Dataset rows:
____________
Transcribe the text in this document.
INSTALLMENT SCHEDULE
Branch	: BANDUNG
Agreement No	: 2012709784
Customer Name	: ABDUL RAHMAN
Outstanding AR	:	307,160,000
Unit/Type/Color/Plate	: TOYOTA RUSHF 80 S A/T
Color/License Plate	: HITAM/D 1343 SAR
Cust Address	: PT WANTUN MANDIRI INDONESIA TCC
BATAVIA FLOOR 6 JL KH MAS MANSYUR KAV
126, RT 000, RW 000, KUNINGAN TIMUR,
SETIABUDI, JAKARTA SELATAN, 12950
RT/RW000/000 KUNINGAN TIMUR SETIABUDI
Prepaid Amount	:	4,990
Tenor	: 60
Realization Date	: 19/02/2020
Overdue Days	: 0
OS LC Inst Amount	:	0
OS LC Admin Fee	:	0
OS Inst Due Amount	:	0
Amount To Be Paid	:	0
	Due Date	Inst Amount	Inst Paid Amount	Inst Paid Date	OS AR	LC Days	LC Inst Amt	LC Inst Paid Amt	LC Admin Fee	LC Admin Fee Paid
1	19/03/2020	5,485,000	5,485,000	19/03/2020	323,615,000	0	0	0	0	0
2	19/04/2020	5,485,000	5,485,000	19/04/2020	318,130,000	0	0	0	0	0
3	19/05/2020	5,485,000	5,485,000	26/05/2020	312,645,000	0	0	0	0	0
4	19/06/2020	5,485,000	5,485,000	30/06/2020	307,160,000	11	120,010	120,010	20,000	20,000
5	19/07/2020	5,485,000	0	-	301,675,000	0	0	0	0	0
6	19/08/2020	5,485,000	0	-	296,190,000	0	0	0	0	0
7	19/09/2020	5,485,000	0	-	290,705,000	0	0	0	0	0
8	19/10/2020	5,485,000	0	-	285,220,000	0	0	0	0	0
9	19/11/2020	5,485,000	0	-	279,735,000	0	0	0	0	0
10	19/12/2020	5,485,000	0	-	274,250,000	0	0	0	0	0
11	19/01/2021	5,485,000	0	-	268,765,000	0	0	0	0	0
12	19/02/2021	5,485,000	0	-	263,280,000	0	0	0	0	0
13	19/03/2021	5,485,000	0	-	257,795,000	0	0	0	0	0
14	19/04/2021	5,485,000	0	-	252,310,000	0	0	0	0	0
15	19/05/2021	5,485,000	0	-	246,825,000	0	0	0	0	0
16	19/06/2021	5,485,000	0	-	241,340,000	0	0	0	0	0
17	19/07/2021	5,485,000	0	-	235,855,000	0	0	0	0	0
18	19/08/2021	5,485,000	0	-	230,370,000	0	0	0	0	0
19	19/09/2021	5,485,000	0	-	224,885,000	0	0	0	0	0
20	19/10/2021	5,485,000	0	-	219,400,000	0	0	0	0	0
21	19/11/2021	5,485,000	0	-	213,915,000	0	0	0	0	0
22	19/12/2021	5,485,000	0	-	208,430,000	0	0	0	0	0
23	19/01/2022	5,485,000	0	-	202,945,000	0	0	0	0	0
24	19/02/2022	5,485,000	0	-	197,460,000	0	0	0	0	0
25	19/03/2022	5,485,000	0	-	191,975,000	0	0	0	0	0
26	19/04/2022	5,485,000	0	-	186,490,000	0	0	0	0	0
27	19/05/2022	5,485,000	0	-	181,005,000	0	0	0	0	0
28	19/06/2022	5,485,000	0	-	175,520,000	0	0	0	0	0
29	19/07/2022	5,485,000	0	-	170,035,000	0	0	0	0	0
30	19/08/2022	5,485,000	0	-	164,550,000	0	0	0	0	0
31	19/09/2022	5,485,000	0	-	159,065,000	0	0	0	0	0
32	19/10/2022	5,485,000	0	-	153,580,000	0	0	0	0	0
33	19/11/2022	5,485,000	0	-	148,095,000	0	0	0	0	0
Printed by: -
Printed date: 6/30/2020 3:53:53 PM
____________
-- Request --
Retype the records above exactly.

-- Result below --
Transcribe the text in this document.
INSTALLMENT SCHEDULE
Branch	: BANDUNG
Agreement No	: 2012709784
Customer Name	: ABDUL RAHMAN
Outstanding AR	:	307,160,000
Unit/Type/Color/Plate	: TOYOTA RUSHF 80 S A/T
Color/License Plate	: HITAM/D 1343 SAR
Cust Address	: PT WANTUN MANDIRI INDONESIA TCC
BATAVIA FLOOR 6 JL KH MAS MANSYUR KAV
126, RT 000, RW 000, KUNINGAN TIMUR,
SETIABUDI, JAKARTA SELATAN, 12950
RT/RW000/000 KUNINGAN TIMUR SETIABUDI
Prepaid Amount	:	4,990
Tenor	: 60
Realization Date	: 19/02/2020
Overdue Days	: 0
OS LC Inst Amount	:	0
OS LC Admin Fee	:	0
OS Inst Due Amount	:	0
Amount To Be Paid	:	0
	Due Date	Inst Amount	Inst Paid Amount	Inst Paid Date	OS AR	LC Days	LC Inst Amt	LC Inst Paid Amt	LC Admin Fee	LC Admin Fee Paid
1	19/03/2020	5,485,000	5,485,000	19/03/2020	323,615,000	0	0	0	0	0
2	19/04/2020	5,485,000	5,485,000	19/04/2020	318,130,000	0	0	0	0	0
3	19/05/2020	5,485,000	5,485,000	26/05/2020	312,645,000	0	0	0	0	0
4	19/06/2020	5,485,000	5,485,000	30/06/2020	307,160,000	11	120,010	120,010	20,000	20,000
5	19/07/2020	5,485,000	0	-	301,675,000	0	0	0	0	0
6	19/08/2020	5,485,000	0	-	296,190,000	0	0	0	0	0
7	19/09/2020	5,485,000	0	-	290,705,000	0	0	0	0	0
8	19/10/2020	5,485,000	0	-	285,220,000	0	0	0	0	0
9	19/11/2020	5,485,000	0	-	279,735,000	0	0	0	0	0
10	19/12/2020	5,485,000	0	-	274,250,000	0	0	0	0	0
11	19/01/2021	5,485,000	0	-	268,765,000	0	0	0	0	0
12	19/02/2021	5,485,000	0	-	263,280,000	0	0	0	0	0
13	19/03/2021	5,485,000	0	-	257,795,000	0	0	0	0	0
14	19/04/2021	5,485,000	0	-	252,310,000	0	0	0	0	0
15	19/05/2021	5,485,000	0	-	246,825,000	0	0	0	0	0
16	19/06/2021	5,485,000	0	-	241,340,000	0	0	0	0	0
17	19/07/2021	5,485,000	0	-	235,855,000	0	0	0	0	0
18	19/08/2021	5,485,000	0	-	230,370,000	0	0	0	0	0
19	19/09/2021	5,485,000	0	-	224,885,000	0	0	0	0	0
20	19/10/2021	5,485,000	0	-	219,400,000	0	0	0	0	0
21	19/11/2021	5,485,000	0	-	213,915,000	0	0	0	0	0
22	19/12/2021	5,485,000	0	-	208,430,000	0	0	0	0	0
23	19/01/2022	5,485,000	0	-	202,945,000	0	0	0	0	0
24	19/02/2022	5,485,000	0	-	197,460,000	0	0	0	0	0
25	19/03/2022	5,485,000	0	-	191,975,000	0	0	0	0	0
26	19/04/2022	5,485,000	0	-	186,490,000	0	0	0	0	0
27	19/05/2022	5,485,000	0	-	181,005,000	0	0	0	0	0
28	19/06/2022	5,485,000	0	-	175,520,000	0	0	0	0	0
29	19/07/2022	5,485,000	0	-	170,035,000	0	0	0	0	0
30	19/08/2022	5,485,000	0	-	164,550,000	0	0	0	0	0
31	19/09/2022	5,485,000	0	-	159,065,000	0	0	0	0	0
32	19/10/2022	5,485,000	0	-	153,580,000	0	0	0	0	0
33	19/11/2022	5,485,000	0	-	148,095,000	0	0	0	0	0
Printed by: -
Printed date: 6/30/2020 3:53:53 PM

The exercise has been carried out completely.